Element box annotations

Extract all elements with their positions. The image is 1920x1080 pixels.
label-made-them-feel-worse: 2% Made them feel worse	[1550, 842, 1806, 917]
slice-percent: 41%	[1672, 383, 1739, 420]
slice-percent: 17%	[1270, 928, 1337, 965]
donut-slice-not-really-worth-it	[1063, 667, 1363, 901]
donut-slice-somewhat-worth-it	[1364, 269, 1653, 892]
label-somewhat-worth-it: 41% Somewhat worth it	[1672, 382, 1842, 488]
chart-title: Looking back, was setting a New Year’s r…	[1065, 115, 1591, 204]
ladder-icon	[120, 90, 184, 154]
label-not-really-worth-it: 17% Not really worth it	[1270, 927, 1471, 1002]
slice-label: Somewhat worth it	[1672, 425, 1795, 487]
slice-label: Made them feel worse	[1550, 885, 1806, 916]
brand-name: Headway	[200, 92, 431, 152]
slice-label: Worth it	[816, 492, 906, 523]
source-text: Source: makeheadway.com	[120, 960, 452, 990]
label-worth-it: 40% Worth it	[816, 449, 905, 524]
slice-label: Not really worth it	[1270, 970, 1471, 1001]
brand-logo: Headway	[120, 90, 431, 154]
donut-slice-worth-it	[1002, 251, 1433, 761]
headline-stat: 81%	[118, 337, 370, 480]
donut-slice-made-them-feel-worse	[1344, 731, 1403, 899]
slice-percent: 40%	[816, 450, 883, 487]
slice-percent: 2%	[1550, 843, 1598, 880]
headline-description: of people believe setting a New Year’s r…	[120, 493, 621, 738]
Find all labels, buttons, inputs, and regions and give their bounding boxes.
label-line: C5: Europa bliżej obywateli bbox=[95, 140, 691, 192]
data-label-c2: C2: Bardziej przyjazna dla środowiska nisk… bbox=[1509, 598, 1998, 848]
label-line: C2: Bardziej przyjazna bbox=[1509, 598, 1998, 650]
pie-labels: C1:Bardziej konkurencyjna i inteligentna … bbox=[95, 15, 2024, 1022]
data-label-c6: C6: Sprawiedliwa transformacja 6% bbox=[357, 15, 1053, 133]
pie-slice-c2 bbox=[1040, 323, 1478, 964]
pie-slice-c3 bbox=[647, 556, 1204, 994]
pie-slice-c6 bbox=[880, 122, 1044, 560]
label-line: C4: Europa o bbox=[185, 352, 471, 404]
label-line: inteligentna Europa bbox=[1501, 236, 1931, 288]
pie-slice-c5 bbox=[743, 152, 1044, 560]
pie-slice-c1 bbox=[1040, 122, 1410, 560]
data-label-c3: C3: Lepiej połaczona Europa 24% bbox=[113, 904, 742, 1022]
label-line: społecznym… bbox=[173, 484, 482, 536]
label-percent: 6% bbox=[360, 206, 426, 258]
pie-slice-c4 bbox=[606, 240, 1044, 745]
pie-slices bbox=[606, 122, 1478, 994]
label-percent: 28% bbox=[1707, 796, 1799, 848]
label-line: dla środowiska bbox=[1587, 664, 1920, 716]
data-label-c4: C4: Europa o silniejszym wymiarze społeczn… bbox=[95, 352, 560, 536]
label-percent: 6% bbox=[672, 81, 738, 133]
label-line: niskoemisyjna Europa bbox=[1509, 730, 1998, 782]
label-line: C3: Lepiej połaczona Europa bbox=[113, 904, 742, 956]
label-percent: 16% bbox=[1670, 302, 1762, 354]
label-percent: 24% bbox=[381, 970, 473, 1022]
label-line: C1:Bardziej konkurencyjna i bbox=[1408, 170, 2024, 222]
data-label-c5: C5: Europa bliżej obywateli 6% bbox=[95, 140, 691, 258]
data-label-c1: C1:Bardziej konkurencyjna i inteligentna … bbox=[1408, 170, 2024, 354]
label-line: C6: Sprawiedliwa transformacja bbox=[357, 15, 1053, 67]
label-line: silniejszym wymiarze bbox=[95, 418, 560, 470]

#### REQUIRED TASK:
Print every line of the records above again, character for character, leaving nothing out and changing nothing.

#### FINISHED EXERCISE:
Extract all elements with their positions. The image is 1920x1080 pixels.
label-made-them-feel-worse: 2% Made them feel worse	[1550, 842, 1806, 917]
slice-percent: 41%	[1672, 383, 1739, 420]
slice-percent: 17%	[1270, 928, 1337, 965]
donut-slice-not-really-worth-it	[1063, 667, 1363, 901]
donut-slice-somewhat-worth-it	[1364, 269, 1653, 892]
label-somewhat-worth-it: 41% Somewhat worth it	[1672, 382, 1842, 488]
chart-title: Looking back, was setting a New Year’s r…	[1065, 115, 1591, 204]
ladder-icon	[120, 90, 184, 154]
label-not-really-worth-it: 17% Not really worth it	[1270, 927, 1471, 1002]
slice-label: Somewhat worth it	[1672, 425, 1795, 487]
slice-label: Made them feel worse	[1550, 885, 1806, 916]
brand-name: Headway	[200, 92, 431, 152]
slice-label: Worth it	[816, 492, 906, 523]
source-text: Source: makeheadway.com	[120, 960, 452, 990]
label-worth-it: 40% Worth it	[816, 449, 905, 524]
slice-label: Not really worth it	[1270, 970, 1471, 1001]
brand-logo: Headway	[120, 90, 431, 154]
donut-slice-worth-it	[1002, 251, 1433, 761]
headline-stat: 81%	[118, 337, 370, 480]
donut-slice-made-them-feel-worse	[1344, 731, 1403, 899]
slice-percent: 40%	[816, 450, 883, 487]
slice-percent: 2%	[1550, 843, 1598, 880]
headline-description: of people believe setting a New Year’s r…	[120, 493, 621, 738]
Find all labels, buttons, inputs, and regions and give their bounding boxes.
label-line: C5: Europa bliżej obywateli bbox=[95, 140, 691, 192]
data-label-c2: C2: Bardziej przyjazna dla środowiska nisk… bbox=[1509, 598, 1998, 848]
label-line: C2: Bardziej przyjazna bbox=[1509, 598, 1998, 650]
pie-labels: C1:Bardziej konkurencyjna i inteligentna … bbox=[95, 15, 2024, 1022]
data-label-c6: C6: Sprawiedliwa transformacja 6% bbox=[357, 15, 1053, 133]
pie-slice-c2 bbox=[1040, 323, 1478, 964]
pie-slice-c3 bbox=[647, 556, 1204, 994]
pie-slice-c6 bbox=[880, 122, 1044, 560]
label-line: C4: Europa o bbox=[185, 352, 471, 404]
label-line: inteligentna Europa bbox=[1501, 236, 1931, 288]
pie-slice-c5 bbox=[743, 152, 1044, 560]
pie-slice-c1 bbox=[1040, 122, 1410, 560]
data-label-c3: C3: Lepiej połaczona Europa 24% bbox=[113, 904, 742, 1022]
label-line: społecznym… bbox=[173, 484, 482, 536]
label-percent: 6% bbox=[360, 206, 426, 258]
pie-slice-c4 bbox=[606, 240, 1044, 745]
pie-slices bbox=[606, 122, 1478, 994]
label-percent: 28% bbox=[1707, 796, 1799, 848]
label-line: dla środowiska bbox=[1587, 664, 1920, 716]
data-label-c4: C4: Europa o silniejszym wymiarze społeczn… bbox=[95, 352, 560, 536]
label-percent: 6% bbox=[672, 81, 738, 133]
label-line: niskoemisyjna Europa bbox=[1509, 730, 1998, 782]
label-line: C3: Lepiej połaczona Europa bbox=[113, 904, 742, 956]
label-percent: 16% bbox=[1670, 302, 1762, 354]
label-percent: 24% bbox=[381, 970, 473, 1022]
label-line: C1:Bardziej konkurencyjna i bbox=[1408, 170, 2024, 222]
data-label-c5: C5: Europa bliżej obywateli 6% bbox=[95, 140, 691, 258]
data-label-c1: C1:Bardziej konkurencyjna i inteligentna … bbox=[1408, 170, 2024, 354]
label-line: C6: Sprawiedliwa transformacja bbox=[357, 15, 1053, 67]
label-line: silniejszym wymiarze bbox=[95, 418, 560, 470]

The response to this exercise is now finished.